DO THIS:
Reproduce all of the listing below without alteration.

---------- SUPPLIED DATA

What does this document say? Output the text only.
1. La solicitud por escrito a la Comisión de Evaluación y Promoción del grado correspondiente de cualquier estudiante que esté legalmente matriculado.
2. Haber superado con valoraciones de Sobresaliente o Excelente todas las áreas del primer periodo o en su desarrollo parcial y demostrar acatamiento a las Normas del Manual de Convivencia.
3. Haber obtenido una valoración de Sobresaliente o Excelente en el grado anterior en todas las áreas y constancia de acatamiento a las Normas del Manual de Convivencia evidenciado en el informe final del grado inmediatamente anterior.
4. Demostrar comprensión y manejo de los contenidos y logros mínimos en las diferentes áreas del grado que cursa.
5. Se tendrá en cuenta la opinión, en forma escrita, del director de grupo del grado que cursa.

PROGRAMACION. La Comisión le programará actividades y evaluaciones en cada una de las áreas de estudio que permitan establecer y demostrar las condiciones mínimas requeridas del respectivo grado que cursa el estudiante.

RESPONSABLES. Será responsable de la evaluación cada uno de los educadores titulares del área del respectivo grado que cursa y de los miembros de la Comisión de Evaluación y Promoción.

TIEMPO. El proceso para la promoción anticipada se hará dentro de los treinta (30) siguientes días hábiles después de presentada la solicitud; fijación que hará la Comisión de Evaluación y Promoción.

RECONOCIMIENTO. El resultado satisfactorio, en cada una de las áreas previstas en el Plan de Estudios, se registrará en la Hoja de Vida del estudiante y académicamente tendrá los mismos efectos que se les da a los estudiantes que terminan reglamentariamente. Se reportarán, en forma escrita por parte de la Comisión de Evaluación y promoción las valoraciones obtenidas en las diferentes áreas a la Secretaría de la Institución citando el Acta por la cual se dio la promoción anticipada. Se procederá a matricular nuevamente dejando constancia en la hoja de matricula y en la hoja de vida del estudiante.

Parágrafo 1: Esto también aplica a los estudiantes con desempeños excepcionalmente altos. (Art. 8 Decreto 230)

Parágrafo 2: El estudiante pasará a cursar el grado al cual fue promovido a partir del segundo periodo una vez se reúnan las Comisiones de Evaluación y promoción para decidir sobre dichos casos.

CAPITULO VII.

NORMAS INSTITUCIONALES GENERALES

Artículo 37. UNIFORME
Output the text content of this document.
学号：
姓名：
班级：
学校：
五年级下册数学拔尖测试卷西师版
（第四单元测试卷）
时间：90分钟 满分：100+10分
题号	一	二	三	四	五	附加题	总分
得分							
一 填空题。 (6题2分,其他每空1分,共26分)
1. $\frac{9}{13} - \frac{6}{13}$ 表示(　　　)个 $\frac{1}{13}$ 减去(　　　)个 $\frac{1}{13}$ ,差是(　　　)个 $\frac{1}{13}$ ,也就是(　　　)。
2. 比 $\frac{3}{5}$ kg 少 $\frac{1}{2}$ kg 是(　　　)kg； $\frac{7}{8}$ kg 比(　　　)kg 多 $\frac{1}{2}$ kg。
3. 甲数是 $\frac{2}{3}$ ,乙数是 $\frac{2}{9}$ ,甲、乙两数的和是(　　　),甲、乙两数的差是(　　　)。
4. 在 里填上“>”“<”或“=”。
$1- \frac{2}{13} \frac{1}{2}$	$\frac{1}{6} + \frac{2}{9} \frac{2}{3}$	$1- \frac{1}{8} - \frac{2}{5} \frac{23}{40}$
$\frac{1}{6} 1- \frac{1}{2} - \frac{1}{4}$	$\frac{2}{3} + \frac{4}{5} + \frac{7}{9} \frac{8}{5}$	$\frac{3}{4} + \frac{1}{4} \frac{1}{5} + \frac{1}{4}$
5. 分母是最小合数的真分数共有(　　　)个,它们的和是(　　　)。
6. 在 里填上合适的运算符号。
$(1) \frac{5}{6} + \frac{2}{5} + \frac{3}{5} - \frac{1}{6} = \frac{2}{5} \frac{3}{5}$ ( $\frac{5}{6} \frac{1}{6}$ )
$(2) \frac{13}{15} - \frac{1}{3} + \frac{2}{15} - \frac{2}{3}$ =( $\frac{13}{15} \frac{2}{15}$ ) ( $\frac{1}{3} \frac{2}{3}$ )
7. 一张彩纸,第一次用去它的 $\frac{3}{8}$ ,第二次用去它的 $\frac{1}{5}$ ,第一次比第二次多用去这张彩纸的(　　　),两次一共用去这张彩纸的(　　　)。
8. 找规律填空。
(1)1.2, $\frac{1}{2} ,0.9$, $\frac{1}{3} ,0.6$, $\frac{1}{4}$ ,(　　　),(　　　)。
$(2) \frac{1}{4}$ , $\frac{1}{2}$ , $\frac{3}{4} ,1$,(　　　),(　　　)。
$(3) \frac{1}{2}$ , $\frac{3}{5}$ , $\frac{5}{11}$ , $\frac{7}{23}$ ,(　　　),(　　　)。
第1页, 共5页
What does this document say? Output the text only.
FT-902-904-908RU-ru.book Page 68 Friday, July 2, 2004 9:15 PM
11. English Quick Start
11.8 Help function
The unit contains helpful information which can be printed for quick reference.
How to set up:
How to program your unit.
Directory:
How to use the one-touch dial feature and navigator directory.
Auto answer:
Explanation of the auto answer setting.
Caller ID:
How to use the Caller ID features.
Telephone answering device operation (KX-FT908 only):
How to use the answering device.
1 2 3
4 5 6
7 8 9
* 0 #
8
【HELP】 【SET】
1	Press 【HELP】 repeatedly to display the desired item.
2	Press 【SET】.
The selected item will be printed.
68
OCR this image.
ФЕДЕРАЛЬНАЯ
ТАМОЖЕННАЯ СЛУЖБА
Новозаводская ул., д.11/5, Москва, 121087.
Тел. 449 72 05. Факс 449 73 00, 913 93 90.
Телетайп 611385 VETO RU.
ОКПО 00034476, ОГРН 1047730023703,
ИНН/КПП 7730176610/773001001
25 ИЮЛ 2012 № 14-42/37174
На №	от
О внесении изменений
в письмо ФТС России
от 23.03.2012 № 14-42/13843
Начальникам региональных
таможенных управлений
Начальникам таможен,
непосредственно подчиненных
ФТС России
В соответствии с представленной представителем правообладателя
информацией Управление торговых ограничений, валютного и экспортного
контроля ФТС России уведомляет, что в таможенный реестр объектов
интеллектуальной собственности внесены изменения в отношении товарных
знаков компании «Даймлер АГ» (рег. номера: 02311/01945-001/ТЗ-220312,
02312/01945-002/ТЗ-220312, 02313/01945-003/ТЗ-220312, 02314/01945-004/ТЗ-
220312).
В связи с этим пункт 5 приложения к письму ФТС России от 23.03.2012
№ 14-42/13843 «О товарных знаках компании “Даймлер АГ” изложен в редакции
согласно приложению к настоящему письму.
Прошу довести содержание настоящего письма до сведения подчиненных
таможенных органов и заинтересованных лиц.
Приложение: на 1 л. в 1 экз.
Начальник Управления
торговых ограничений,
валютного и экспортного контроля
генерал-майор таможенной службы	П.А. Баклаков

--------------------

TASK RESULT:
What does this document say? Output the text only.
1. La solicitud por escrito a la Comisión de Evaluación y Promoción del grado correspondiente de cualquier estudiante que esté legalmente matriculado.
2. Haber superado con valoraciones de Sobresaliente o Excelente todas las áreas del primer periodo o en su desarrollo parcial y demostrar acatamiento a las Normas del Manual de Convivencia.
3. Haber obtenido una valoración de Sobresaliente o Excelente en el grado anterior en todas las áreas y constancia de acatamiento a las Normas del Manual de Convivencia evidenciado en el informe final del grado inmediatamente anterior.
4. Demostrar comprensión y manejo de los contenidos y logros mínimos en las diferentes áreas del grado que cursa.
5. Se tendrá en cuenta la opinión, en forma escrita, del director de grupo del grado que cursa.

PROGRAMACION. La Comisión le programará actividades y evaluaciones en cada una de las áreas de estudio que permitan establecer y demostrar las condiciones mínimas requeridas del respectivo grado que cursa el estudiante.

RESPONSABLES. Será responsable de la evaluación cada uno de los educadores titulares del área del respectivo grado que cursa y de los miembros de la Comisión de Evaluación y Promoción.

TIEMPO. El proceso para la promoción anticipada se hará dentro de los treinta (30) siguientes días hábiles después de presentada la solicitud; fijación que hará la Comisión de Evaluación y Promoción.

RECONOCIMIENTO. El resultado satisfactorio, en cada una de las áreas previstas en el Plan de Estudios, se registrará en la Hoja de Vida del estudiante y académicamente tendrá los mismos efectos que se les da a los estudiantes que terminan reglamentariamente. Se reportarán, en forma escrita por parte de la Comisión de Evaluación y promoción las valoraciones obtenidas en las diferentes áreas a la Secretaría de la Institución citando el Acta por la cual se dio la promoción anticipada. Se procederá a matricular nuevamente dejando constancia en la hoja de matricula y en la hoja de vida del estudiante.

Parágrafo 1: Esto también aplica a los estudiantes con desempeños excepcionalmente altos. (Art. 8 Decreto 230)

Parágrafo 2: El estudiante pasará a cursar el grado al cual fue promovido a partir del segundo periodo una vez se reúnan las Comisiones de Evaluación y promoción para decidir sobre dichos casos.

CAPITULO VII.

NORMAS INSTITUCIONALES GENERALES

Artículo 37. UNIFORME
Output the text content of this document.
学号：
姓名：
班级：
学校：
五年级下册数学拔尖测试卷西师版
（第四单元测试卷）
时间：90分钟 满分：100+10分
题号	一	二	三	四	五	附加题	总分
得分							
一 填空题。 (6题2分,其他每空1分,共26分)
1. $\frac{9}{13} - \frac{6}{13}$ 表示(　　　)个 $\frac{1}{13}$ 减去(　　　)个 $\frac{1}{13}$ ,差是(　　　)个 $\frac{1}{13}$ ,也就是(　　　)。
2. 比 $\frac{3}{5}$ kg 少 $\frac{1}{2}$ kg 是(　　　)kg； $\frac{7}{8}$ kg 比(　　　)kg 多 $\frac{1}{2}$ kg。
3. 甲数是 $\frac{2}{3}$ ,乙数是 $\frac{2}{9}$ ,甲、乙两数的和是(　　　),甲、乙两数的差是(　　　)。
4. 在 里填上“>”“<”或“=”。
$1- \frac{2}{13} \frac{1}{2}$	$\frac{1}{6} + \frac{2}{9} \frac{2}{3}$	$1- \frac{1}{8} - \frac{2}{5} \frac{23}{40}$
$\frac{1}{6} 1- \frac{1}{2} - \frac{1}{4}$	$\frac{2}{3} + \frac{4}{5} + \frac{7}{9} \frac{8}{5}$	$\frac{3}{4} + \frac{1}{4} \frac{1}{5} + \frac{1}{4}$
5. 分母是最小合数的真分数共有(　　　)个,它们的和是(　　　)。
6. 在 里填上合适的运算符号。
$(1) \frac{5}{6} + \frac{2}{5} + \frac{3}{5} - \frac{1}{6} = \frac{2}{5} \frac{3}{5}$ ( $\frac{5}{6} \frac{1}{6}$ )
$(2) \frac{13}{15} - \frac{1}{3} + \frac{2}{15} - \frac{2}{3}$ =( $\frac{13}{15} \frac{2}{15}$ ) ( $\frac{1}{3} \frac{2}{3}$ )
7. 一张彩纸,第一次用去它的 $\frac{3}{8}$ ,第二次用去它的 $\frac{1}{5}$ ,第一次比第二次多用去这张彩纸的(　　　),两次一共用去这张彩纸的(　　　)。
8. 找规律填空。
(1)1.2, $\frac{1}{2} ,0.9$, $\frac{1}{3} ,0.6$, $\frac{1}{4}$ ,(　　　),(　　　)。
$(2) \frac{1}{4}$ , $\frac{1}{2}$ , $\frac{3}{4} ,1$,(　　　),(　　　)。
$(3) \frac{1}{2}$ , $\frac{3}{5}$ , $\frac{5}{11}$ , $\frac{7}{23}$ ,(　　　),(　　　)。
第1页, 共5页
What does this document say? Output the text only.
FT-902-904-908RU-ru.book Page 68 Friday, July 2, 2004 9:15 PM
11. English Quick Start
11.8 Help function
The unit contains helpful information which can be printed for quick reference.
How to set up:
How to program your unit.
Directory:
How to use the one-touch dial feature and navigator directory.
Auto answer:
Explanation of the auto answer setting.
Caller ID:
How to use the Caller ID features.
Telephone answering device operation (KX-FT908 only):
How to use the answering device.
1 2 3
4 5 6
7 8 9
* 0 #
8
【HELP】 【SET】
1	Press 【HELP】 repeatedly to display the desired item.
2	Press 【SET】.
The selected item will be printed.
68
OCR this image.
ФЕДЕРАЛЬНАЯ
ТАМОЖЕННАЯ СЛУЖБА
Новозаводская ул., д.11/5, Москва, 121087.
Тел. 449 72 05. Факс 449 73 00, 913 93 90.
Телетайп 611385 VETO RU.
ОКПО 00034476, ОГРН 1047730023703,
ИНН/КПП 7730176610/773001001
25 ИЮЛ 2012 № 14-42/37174
На №	от
О внесении изменений
в письмо ФТС России
от 23.03.2012 № 14-42/13843
Начальникам региональных
таможенных управлений
Начальникам таможен,
непосредственно подчиненных
ФТС России
В соответствии с представленной представителем правообладателя
информацией Управление торговых ограничений, валютного и экспортного
контроля ФТС России уведомляет, что в таможенный реестр объектов
интеллектуальной собственности внесены изменения в отношении товарных
знаков компании «Даймлер АГ» (рег. номера: 02311/01945-001/ТЗ-220312,
02312/01945-002/ТЗ-220312, 02313/01945-003/ТЗ-220312, 02314/01945-004/ТЗ-
220312).
В связи с этим пункт 5 приложения к письму ФТС России от 23.03.2012
№ 14-42/13843 «О товарных знаках компании “Даймлер АГ” изложен в редакции
согласно приложению к настоящему письму.
Прошу довести содержание настоящего письма до сведения подчиненных
таможенных органов и заинтересованных лиц.
Приложение: на 1 л. в 1 экз.
Начальник Управления
торговых ограничений,
валютного и экспортного контроля
генерал-майор таможенной службы	П.А. Баклаков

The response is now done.